OBJECTIF VISÉ:
Poursuivez l'extrait consacré au Yishouv en reprenant juste après sa dernière phrase.

Le terme communément utilisé pour désigner les communautés juives de la Syrie ottomane au XIXe siècle[1] et de la Palestine britannique avant la création de l'État d'Israël en 1948 [1] est Yishuv (litt. peuplement). Une distinction est faite entre le « Nouveau Yishouv », qui était en grande partie composé de descendant d'immigrants juifs arrivés au Levant pendant la première Aliyah (1881-1903), et le « Vieux Yishouv », qui était la communauté juive de Palestine préexistante, avant la consolidation du sionisme et la première Aliyah.

Entrées de mise en page fondées sur l'image:
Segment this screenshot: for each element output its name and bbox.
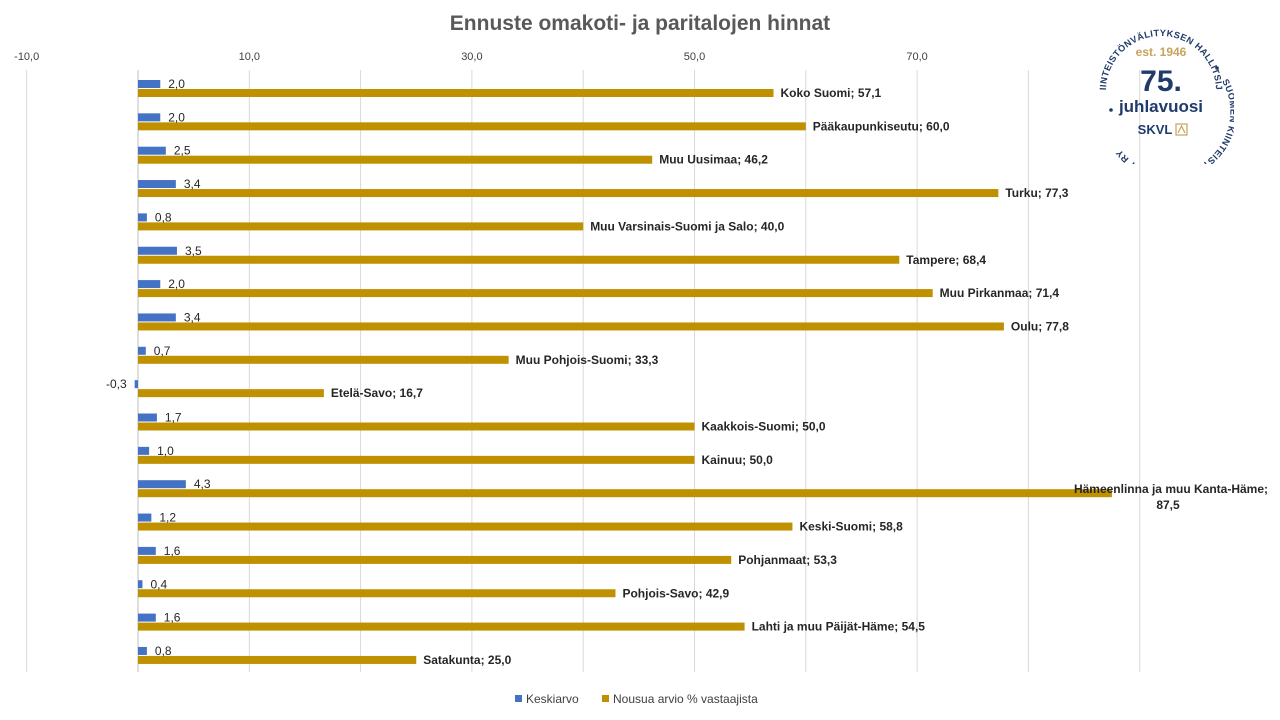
bar-keskiarvo (138, 280, 161, 289)
data-label-keskiarvo: 4,3 (194, 477, 211, 491)
bar-nousua (138, 355, 509, 364)
bar-nousua (138, 555, 732, 564)
data-label-nousua: Turku; 77,3 (1005, 186, 1068, 200)
badge-est: est. 1946 (1136, 45, 1187, 59)
data-label-nousua: Kainuu; 50,0 (702, 453, 774, 467)
legend: Keskiarvo Nousua arvio % vastaajista (515, 692, 758, 706)
data-label-keskiarvo: 1,0 (157, 444, 174, 458)
data-label-nousua: Koko Suomi; 57,1 (781, 86, 882, 100)
data-label-keskiarvo: 3,4 (184, 177, 201, 191)
bar-keskiarvo (138, 446, 150, 455)
badge-dot (1109, 108, 1113, 112)
bar-keskiarvo (138, 313, 176, 322)
data-label-nousua: Muu Pirkanmaa; 71,4 (940, 286, 1060, 300)
data-label-keskiarvo: 3,5 (185, 244, 202, 258)
x-axis-ticks: -10,0 10,0 30,0 50,0 70,0 (14, 51, 928, 63)
data-label-keskiarvo: 3,4 (184, 310, 201, 324)
data-label-nousua: Tampere; 68,4 (906, 253, 986, 267)
x-tick-label: 50,0 (684, 51, 705, 63)
x-tick-label: -10,0 (14, 51, 39, 63)
bar-keskiarvo (138, 146, 166, 155)
bar-nousua (138, 189, 999, 198)
bar-nousua (138, 122, 806, 131)
data-label-nousua: Keski-Suomi; 58,8 (799, 520, 903, 534)
bar-keskiarvo (138, 80, 161, 88)
anniversary-badge: KIINTEISTÖNVÄLITYKSEN HALLITSIJA SUOMEN … (1088, 18, 1234, 164)
data-label-nousua-value: 87,5 (1156, 498, 1180, 512)
bar-nousua (138, 589, 616, 598)
bar-nousua (138, 489, 1112, 498)
data-label-nousua: Pohjois-Savo; 42,9 (622, 586, 729, 600)
bar-nousua (138, 522, 793, 531)
bar-keskiarvo (138, 246, 177, 255)
data-label-keskiarvo: 0,8 (155, 210, 172, 224)
data-label-nousua: Muu Uusimaa; 46,2 (659, 153, 768, 167)
data-label-keskiarvo: 1,6 (164, 544, 181, 558)
data-label-keskiarvo: 2,0 (168, 277, 185, 291)
legend-swatch-keskiarvo (515, 695, 522, 702)
data-label-nousua: Lahti ja muu Päijät-Häme; 54,5 (752, 620, 926, 634)
bar-keskiarvo (134, 380, 138, 389)
badge-dot (1215, 66, 1219, 70)
data-label-nousua: Pohjanmaat; 53,3 (738, 553, 837, 567)
data-label-nousua: Muu Pohjois-Suomi; 33,3 (516, 353, 659, 367)
data-label-keskiarvo: 0,7 (154, 344, 171, 358)
bar-keskiarvo (138, 180, 176, 189)
badge-number: 75. (1140, 65, 1182, 98)
bar-keskiarvo (138, 213, 147, 222)
data-label-keskiarvo: 0,8 (155, 644, 172, 658)
bar-keskiarvo (138, 613, 156, 622)
data-label-keskiarvo: -0,3 (106, 377, 127, 391)
legend-label-keskiarvo: Keskiarvo (526, 692, 579, 706)
data-label-nousua: Pääkaupunkiseutu; 60,0 (813, 119, 950, 133)
data-label-nousua: Etelä-Savo; 16,7 (331, 386, 423, 400)
bar-keskiarvo (138, 413, 157, 422)
bar-keskiarvo (138, 480, 186, 489)
x-tick-label: 70,0 (906, 51, 927, 63)
bar-nousua (138, 455, 695, 464)
data-label-keskiarvo: 2,0 (168, 77, 185, 91)
bar-keskiarvo (138, 513, 152, 522)
bars (134, 80, 1112, 664)
bar-nousua (138, 655, 417, 664)
bar-nousua (138, 155, 653, 164)
data-label-keskiarvo: 1,7 (165, 411, 182, 425)
x-tick-label: 30,0 (461, 51, 482, 63)
data-label-nousua: Satakunta; 25,0 (423, 653, 511, 667)
data-label-nousua: Oulu; 77,8 (1011, 319, 1069, 333)
bar-nousua (138, 422, 695, 431)
legend-swatch-nousua (602, 695, 609, 702)
bar-keskiarvo (138, 646, 147, 655)
badge-word: juhlavuosi (1118, 97, 1203, 116)
bar-nousua (138, 322, 1004, 331)
bar-nousua (138, 89, 774, 97)
bar-nousua (138, 389, 324, 398)
house-icon (1175, 123, 1188, 136)
bar-nousua (138, 222, 584, 231)
data-label-keskiarvo: 1,6 (164, 611, 181, 625)
bar-keskiarvo (138, 580, 143, 589)
bar-keskiarvo (138, 546, 156, 555)
data-label-nousua: Hämeenlinna ja muu Kanta-Häme; (1074, 482, 1268, 496)
gridlines (26, 70, 1141, 672)
legend-label-nousua: Nousua arvio % vastaajista (613, 692, 758, 706)
x-tick-label: 10,0 (239, 51, 260, 63)
bar-keskiarvo (138, 346, 146, 355)
data-label-nousua: Muu Varsinais-Suomi ja Salo; 40,0 (590, 219, 784, 233)
bar-nousua (138, 289, 933, 298)
bar-nousua (138, 622, 745, 631)
data-label-nousua: Kaakkois-Suomi; 50,0 (702, 420, 826, 434)
data-labels: 2,0 Koko Suomi; 57,1 2,0 Pääkaupunkiseutu; … (106, 77, 1268, 667)
data-label-keskiarvo: 1,2 (159, 511, 176, 525)
chart-title: Ennuste omakoti- ja paritalojen hinnat (449, 12, 831, 35)
data-label-keskiarvo: 2,5 (174, 144, 191, 158)
badge-brand: SKVL (1138, 122, 1173, 137)
house-roof-icon (1177, 124, 1186, 134)
bar-keskiarvo (138, 113, 161, 122)
bar-nousua (138, 255, 900, 264)
data-label-keskiarvo: 2,0 (168, 110, 185, 124)
data-label-keskiarvo: 0,4 (150, 577, 167, 591)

RÉSULTAT ATTENDU:
En plus de s'appliquer aux Juifs qui vivaient en Palestine pendant la période du mandat britannique, le terme Juifs palestiniens a été appliqué aux résidents juifs du sud de la Syrie ottomane, correspondant à la partie sud de la région syrienne à l'époque où celle-ci était administrée par l'Empire ottoman ; il existerait également des exemples scientifiques historiques dans lesquels les Juifs résidant dans les provinces de Palaestina Prima et Palaestina Secunda (du IVe au VIIe siècle) de l'Empire byzantin dans l'Antiquité tardive auraient été appelés Juifs palestiniens[réf. nécessaire].

Après la création de l'État d'Israël en 1948, les Juifs de Palestine mandataire sont devenus citoyens israéliens, et le terme Juifs palestiniens est largement tombé en désuétude et devenu caduc, au profit du terme moderne Juifs israéliens.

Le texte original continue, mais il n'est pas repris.